## DATA ENTRIES
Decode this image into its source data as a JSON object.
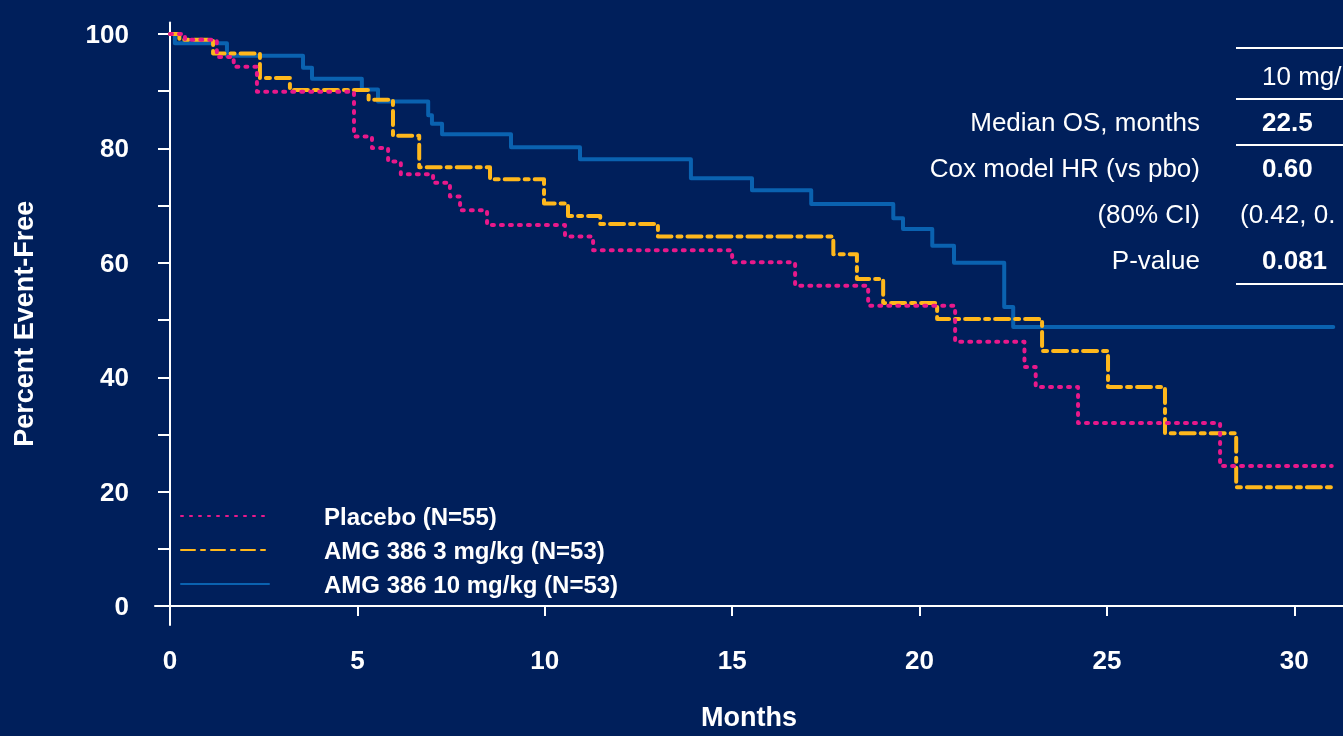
{
  "chart_data": {
    "type": "step",
    "xlabel": "Months",
    "ylabel": "Percent Event-Free",
    "xlim": [
      -0.4,
      31.3
    ],
    "xticks": [
      0,
      5,
      10,
      15,
      20,
      25,
      30
    ],
    "ylim": [
      -3.3,
      102
    ],
    "yticks": [
      0,
      {
        "value": 10,
        "label": null
      },
      20,
      {
        "value": 30,
        "label": null
      },
      40,
      {
        "value": 50,
        "label": null
      },
      60,
      {
        "value": 70,
        "label": null
      },
      80,
      {
        "value": 90,
        "label": null
      },
      100
    ],
    "grid": false,
    "legend": "bottom left",
    "marker": "none",
    "annotations": [
      "10 mg/",
      "Median OS, months",
      "22.5",
      "Cox model HR (vs pbo)",
      "0.60",
      "(80% CI)",
      "(0.42, 0.",
      "P-value",
      "0.081"
    ],
    "series": [
      {
        "name": "Placebo (N=55)",
        "color": "#e8198b",
        "line_style": "dotted",
        "x": [
          0,
          0.4,
          1.25,
          1.7,
          2.32,
          4.91,
          5.39,
          5.82,
          6.16,
          7.02,
          7.47,
          7.74,
          8.46,
          10.54,
          11.29,
          15.0,
          16.68,
          18.63,
          20.95,
          22.8,
          23.1,
          24.23,
          28.02,
          31.0
        ],
        "values": [
          100,
          99,
          96,
          94.3,
          89.9,
          82.1,
          80.1,
          77.7,
          75.5,
          74,
          71.6,
          69.2,
          66.6,
          64.6,
          62.2,
          60.1,
          56,
          52.5,
          46.2,
          41.8,
          38.3,
          32,
          24.5,
          24.5
        ]
      },
      {
        "name": "AMG 386 3 mg/kg (N=53)",
        "color": "#ffb81c",
        "line_style": "dashed",
        "x": [
          0,
          0.25,
          1.15,
          2.4,
          3.2,
          5.3,
          5.95,
          6.65,
          8.54,
          9.98,
          10.62,
          11.48,
          13.02,
          17.7,
          18.33,
          19.03,
          20.47,
          23.27,
          25.03,
          26.55,
          28.45,
          31.1
        ],
        "values": [
          100,
          99,
          96.6,
          92.3,
          90.2,
          88.5,
          82.2,
          76.7,
          74.6,
          70.4,
          68.2,
          66.8,
          64.6,
          61.5,
          57.2,
          53,
          50.2,
          44.6,
          38.3,
          30.2,
          20.8,
          20.8
        ]
      },
      {
        "name": "AMG 386 10 mg/kg (N=53)",
        "color": "#0a62b0",
        "line_style": "solid",
        "x": [
          0,
          0.13,
          1.52,
          3.55,
          3.79,
          5.12,
          5.55,
          6.89,
          6.99,
          7.26,
          9.1,
          10.94,
          13.9,
          15.53,
          17.11,
          19.3,
          19.56,
          20.34,
          20.92,
          22.26,
          22.5,
          31.04
        ],
        "values": [
          100,
          98.4,
          96.2,
          94.1,
          92.2,
          90.3,
          88.2,
          85.8,
          84.3,
          82.5,
          80.2,
          78.1,
          74.8,
          72.7,
          70.3,
          67.8,
          65.9,
          63,
          60,
          52.3,
          48.8,
          48.8
        ]
      }
    ]
  }
}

## WORK REQUIRED
For this exercise, gather every line of the data that contains the word "color".

## TASK RESPONSE
        "color": "#e8198b",
        "color": "#ffb81c",
        "color": "#0a62b0",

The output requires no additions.